## Material for the task
==============================
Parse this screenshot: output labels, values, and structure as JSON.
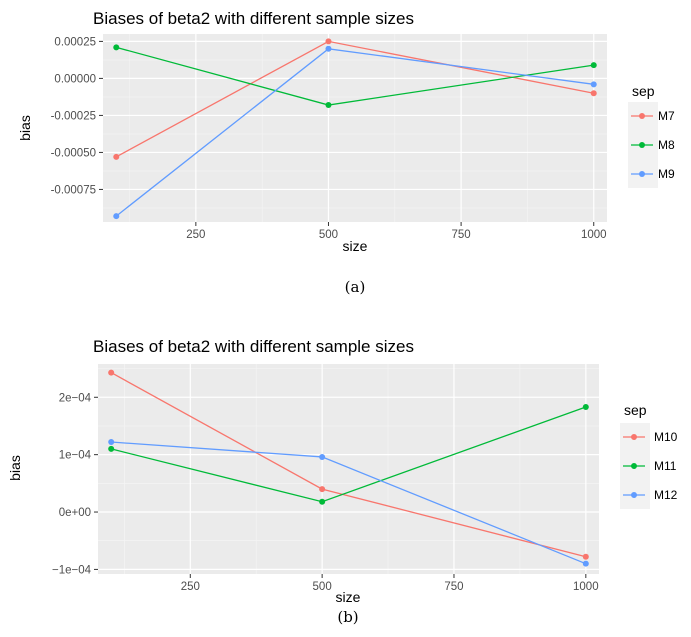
{
  "chart_data": [
    {
      "type": "line",
      "title": "Biases of beta2 with different sample sizes",
      "xlabel": "size",
      "ylabel": "bias",
      "caption": "(a)",
      "x": [
        100,
        500,
        1000
      ],
      "xlim": [
        75,
        1025
      ],
      "ylim": [
        -0.00097,
        0.0003
      ],
      "xticks": [
        250,
        500,
        750,
        1000
      ],
      "xtick_labels": [
        "250",
        "500",
        "750",
        "1000"
      ],
      "yticks": [
        0.00025,
        0.0,
        -0.00025,
        -0.0005,
        -0.00075
      ],
      "ytick_labels": [
        "0.00025",
        "0.00000",
        "-0.00025",
        "-0.00050",
        "-0.00075"
      ],
      "legend_title": "sep",
      "legend_position": "right",
      "grid": true,
      "series": [
        {
          "name": "M7",
          "color": "#F8766D",
          "values": [
            -0.00053,
            0.00025,
            -0.0001
          ]
        },
        {
          "name": "M8",
          "color": "#00BA38",
          "values": [
            0.00021,
            -0.00018,
            9e-05
          ]
        },
        {
          "name": "M9",
          "color": "#619CFF",
          "values": [
            -0.00093,
            0.0002,
            -4e-05
          ]
        }
      ]
    },
    {
      "type": "line",
      "title": "Biases of beta2 with different sample sizes",
      "xlabel": "size",
      "ylabel": "bias",
      "caption": "(b)",
      "x": [
        100,
        500,
        1000
      ],
      "xlim": [
        75,
        1025
      ],
      "ylim": [
        -0.000108,
        0.000258
      ],
      "xticks": [
        250,
        500,
        750,
        1000
      ],
      "xtick_labels": [
        "250",
        "500",
        "750",
        "1000"
      ],
      "yticks": [
        0.0002,
        0.0001,
        0.0,
        -0.0001
      ],
      "ytick_labels": [
        "2e−04",
        "1e−04",
        "0e+00",
        "−1e−04"
      ],
      "legend_title": "sep",
      "legend_position": "right",
      "grid": true,
      "series": [
        {
          "name": "M10",
          "color": "#F8766D",
          "values": [
            0.000243,
            4e-05,
            -7.8e-05
          ]
        },
        {
          "name": "M11",
          "color": "#00BA38",
          "values": [
            0.00011,
            1.8e-05,
            0.000183
          ]
        },
        {
          "name": "M12",
          "color": "#619CFF",
          "values": [
            0.000122,
            9.6e-05,
            -9e-05
          ]
        }
      ]
    }
  ]
}
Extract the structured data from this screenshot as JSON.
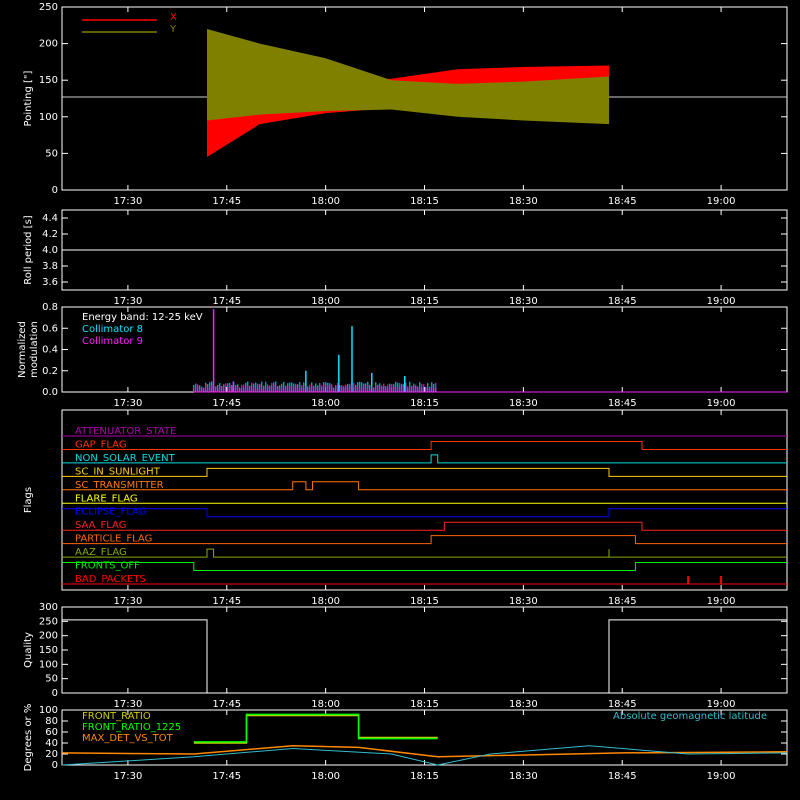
{
  "colors": {
    "background": "#000000",
    "axis": "#ffffff",
    "x_pointing": "#ff0000",
    "y_pointing": "#808000",
    "collimator8": "#00e5ff",
    "collimator9": "#ff22ff",
    "front_ratio": "#cccc00",
    "front_ratio_1225": "#00ff00",
    "max_det_vs_tot": "#ff8800",
    "geomag": "#33bbcc"
  },
  "time_axis": {
    "start": "17:20",
    "end": "19:10",
    "tick_labels": [
      "17:30",
      "17:45",
      "18:00",
      "18:15",
      "18:30",
      "18:45",
      "19:00"
    ]
  },
  "chart_data": [
    {
      "type": "area",
      "id": "pointing",
      "ylabel": "Pointing [\"]",
      "ylim": [
        0,
        250
      ],
      "yticks": [
        0,
        50,
        100,
        150,
        200,
        250
      ],
      "legend": [
        "X",
        "Y"
      ],
      "baseline": 127,
      "data_span": [
        "17:42",
        "18:43"
      ],
      "series": [
        {
          "name": "X",
          "x": [
            "17:42",
            "17:50",
            "18:00",
            "18:10",
            "18:20",
            "18:30",
            "18:43"
          ],
          "min": [
            45,
            90,
            105,
            112,
            112,
            110,
            108
          ],
          "max": [
            195,
            170,
            150,
            152,
            165,
            168,
            170
          ]
        },
        {
          "name": "Y",
          "x": [
            "17:42",
            "17:50",
            "18:00",
            "18:10",
            "18:20",
            "18:30",
            "18:43"
          ],
          "min": [
            95,
            103,
            108,
            110,
            100,
            95,
            90
          ],
          "max": [
            220,
            200,
            180,
            150,
            145,
            148,
            155
          ]
        }
      ]
    },
    {
      "type": "line",
      "id": "roll",
      "ylabel": "Roll period [s]",
      "ylim": [
        3.5,
        4.5
      ],
      "yticks": [
        3.6,
        3.8,
        4.0,
        4.2,
        4.4
      ],
      "tick_labels": [
        "3.6",
        "3.8",
        "4.0",
        "4.2",
        "4.4"
      ],
      "value": 4.0
    },
    {
      "type": "bar",
      "id": "modulation",
      "ylabel": "Normalized modulation",
      "ylim": [
        0,
        0.8
      ],
      "yticks": [
        0,
        0.2,
        0.4,
        0.6,
        0.8
      ],
      "tick_labels": [
        "0.0",
        "0.2",
        "0.4",
        "0.6",
        "0.8"
      ],
      "annotation": "Energy band: 12-25 keV",
      "data_span": [
        "17:40",
        "18:17"
      ],
      "series": [
        {
          "name": "Collimator 8",
          "typical": [
            0.04,
            0.1
          ],
          "spikes": [
            {
              "x": "17:57",
              "y": 0.2
            },
            {
              "x": "18:02",
              "y": 0.35
            },
            {
              "x": "18:04",
              "y": 0.62
            },
            {
              "x": "18:07",
              "y": 0.18
            },
            {
              "x": "18:12",
              "y": 0.15
            }
          ]
        },
        {
          "name": "Collimator 9",
          "typical": [
            0.03,
            0.09
          ],
          "spikes": [
            {
              "x": "17:43",
              "y": 0.78
            },
            {
              "x": "17:46",
              "y": 0.1
            }
          ]
        }
      ]
    },
    {
      "type": "line",
      "id": "flags",
      "ylabel": "Flags",
      "flags": [
        {
          "name": "ATTENUATOR_STATE",
          "color": "#b000b0",
          "segments": [
            [
              "17:20",
              "19:10",
              0
            ]
          ]
        },
        {
          "name": "GAP_FLAG",
          "color": "#ff3300",
          "segments": [
            [
              "17:20",
              "18:16",
              0
            ],
            [
              "18:16",
              "18:48",
              1
            ],
            [
              "18:48",
              "19:10",
              0
            ]
          ]
        },
        {
          "name": "NON_SOLAR_EVENT",
          "color": "#00dddd",
          "segments": [
            [
              "17:20",
              "18:16",
              0
            ],
            [
              "18:16",
              "18:17",
              1
            ],
            [
              "18:17",
              "19:10",
              0
            ]
          ]
        },
        {
          "name": "SC_IN_SUNLIGHT",
          "color": "#ffcc00",
          "segments": [
            [
              "17:20",
              "17:42",
              0
            ],
            [
              "17:42",
              "18:43",
              1
            ],
            [
              "18:43",
              "19:10",
              0
            ]
          ]
        },
        {
          "name": "SC_TRANSMITTER",
          "color": "#ff7700",
          "segments": [
            [
              "17:20",
              "17:55",
              0
            ],
            [
              "17:55",
              "17:57",
              1
            ],
            [
              "17:57",
              "17:58",
              0
            ],
            [
              "17:58",
              "18:05",
              1
            ],
            [
              "18:05",
              "19:10",
              0
            ]
          ]
        },
        {
          "name": "FLARE_FLAG",
          "color": "#ffff00",
          "segments": [
            [
              "17:20",
              "19:10",
              0
            ]
          ]
        },
        {
          "name": "ECLIPSE_FLAG",
          "color": "#0000ff",
          "segments": [
            [
              "17:20",
              "17:42",
              1
            ],
            [
              "17:42",
              "18:43",
              0
            ],
            [
              "18:43",
              "19:10",
              1
            ]
          ]
        },
        {
          "name": "SAA_FLAG",
          "color": "#ff2222",
          "segments": [
            [
              "17:20",
              "18:18",
              0
            ],
            [
              "18:18",
              "18:48",
              1
            ],
            [
              "18:48",
              "19:10",
              0
            ]
          ]
        },
        {
          "name": "PARTICLE_FLAG",
          "color": "#ff6600",
          "segments": [
            [
              "17:20",
              "18:16",
              0
            ],
            [
              "18:16",
              "18:47",
              1
            ],
            [
              "18:47",
              "19:10",
              0
            ]
          ]
        },
        {
          "name": "AAZ_FLAG",
          "color": "#88aa00",
          "segments": [
            [
              "17:20",
              "17:42",
              0
            ],
            [
              "17:42",
              "17:43",
              1
            ],
            [
              "17:43",
              "18:43",
              0
            ],
            [
              "18:43",
              "18:43",
              1
            ],
            [
              "18:43",
              "19:10",
              0
            ]
          ]
        },
        {
          "name": "FRONTS_OFF",
          "color": "#00ee00",
          "segments": [
            [
              "17:20",
              "17:40",
              1
            ],
            [
              "17:40",
              "18:47",
              0
            ],
            [
              "18:47",
              "19:10",
              1
            ]
          ]
        },
        {
          "name": "BAD_PACKETS",
          "color": "#ff0000",
          "segments": [
            [
              "17:20",
              "19:10",
              0
            ]
          ],
          "ticks": [
            "18:55",
            "19:00"
          ]
        }
      ]
    },
    {
      "type": "line",
      "id": "quality",
      "ylabel": "Quality",
      "ylim": [
        0,
        300
      ],
      "yticks": [
        0,
        50,
        100,
        150,
        200,
        250,
        300
      ],
      "points": [
        {
          "x": "17:20",
          "y": 255
        },
        {
          "x": "17:42",
          "y": 255
        },
        {
          "x": "17:42",
          "y": 0
        },
        {
          "x": "18:43",
          "y": 0
        },
        {
          "x": "18:43",
          "y": 255
        },
        {
          "x": "19:10",
          "y": 255
        }
      ]
    },
    {
      "type": "line",
      "id": "ratios",
      "ylabel": "Degrees or %",
      "ylim": [
        0,
        100
      ],
      "yticks": [
        0,
        20,
        40,
        60,
        80,
        100
      ],
      "annotation": "Absolute geomagnetic latitude",
      "series": [
        {
          "name": "FRONT_RATIO",
          "x": [
            "17:40",
            "17:48",
            "17:48",
            "18:05",
            "18:05",
            "18:17"
          ],
          "y": [
            40,
            40,
            90,
            90,
            50,
            50
          ]
        },
        {
          "name": "FRONT_RATIO_1225",
          "x": [
            "17:40",
            "17:48",
            "17:48",
            "18:05",
            "18:05",
            "18:17"
          ],
          "y": [
            42,
            42,
            92,
            92,
            48,
            48
          ]
        },
        {
          "name": "MAX_DET_VS_TOT",
          "x": [
            "17:20",
            "17:40",
            "17:55",
            "18:05",
            "18:17",
            "18:45",
            "19:10"
          ],
          "y": [
            22,
            20,
            35,
            32,
            15,
            22,
            24
          ]
        },
        {
          "name": "Absolute geomagnetic latitude",
          "x": [
            "17:20",
            "17:40",
            "17:55",
            "18:10",
            "18:17",
            "18:25",
            "18:40",
            "18:55",
            "19:10"
          ],
          "y": [
            0,
            15,
            30,
            20,
            0,
            20,
            35,
            20,
            22
          ]
        }
      ]
    }
  ]
}
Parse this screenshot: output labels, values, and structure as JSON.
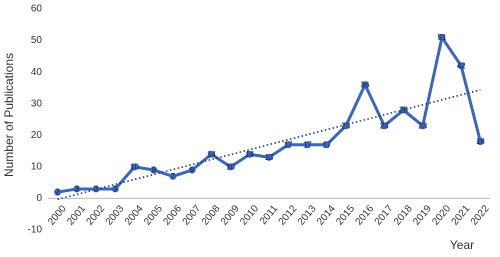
{
  "chart_data": {
    "type": "line",
    "y_label": "Number of Publications",
    "x_label": "Year",
    "categories": [
      "2000",
      "2001",
      "2002",
      "2003",
      "2004",
      "2005",
      "2006",
      "2007",
      "2008",
      "2009",
      "2010",
      "2011",
      "2012",
      "2013",
      "2014",
      "2015",
      "2016",
      "2017",
      "2018",
      "2019",
      "2020",
      "2021",
      "2022"
    ],
    "values": [
      2,
      3,
      3,
      3,
      10,
      9,
      7,
      9,
      14,
      10,
      14,
      13,
      17,
      17,
      17,
      23,
      36,
      23,
      28,
      23,
      51,
      42,
      18
    ],
    "color": "#3b67b5",
    "trendline": "linear",
    "trend_color": "#1f3f7a",
    "ylim": [
      -10,
      60
    ],
    "yticks": [
      -10,
      0,
      10,
      20,
      30,
      40,
      50,
      60
    ],
    "grid": false
  }
}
==============================
## What you have to do
Of the lines in this data, how many contain "latitude"? Reply with only the number.

## Output
2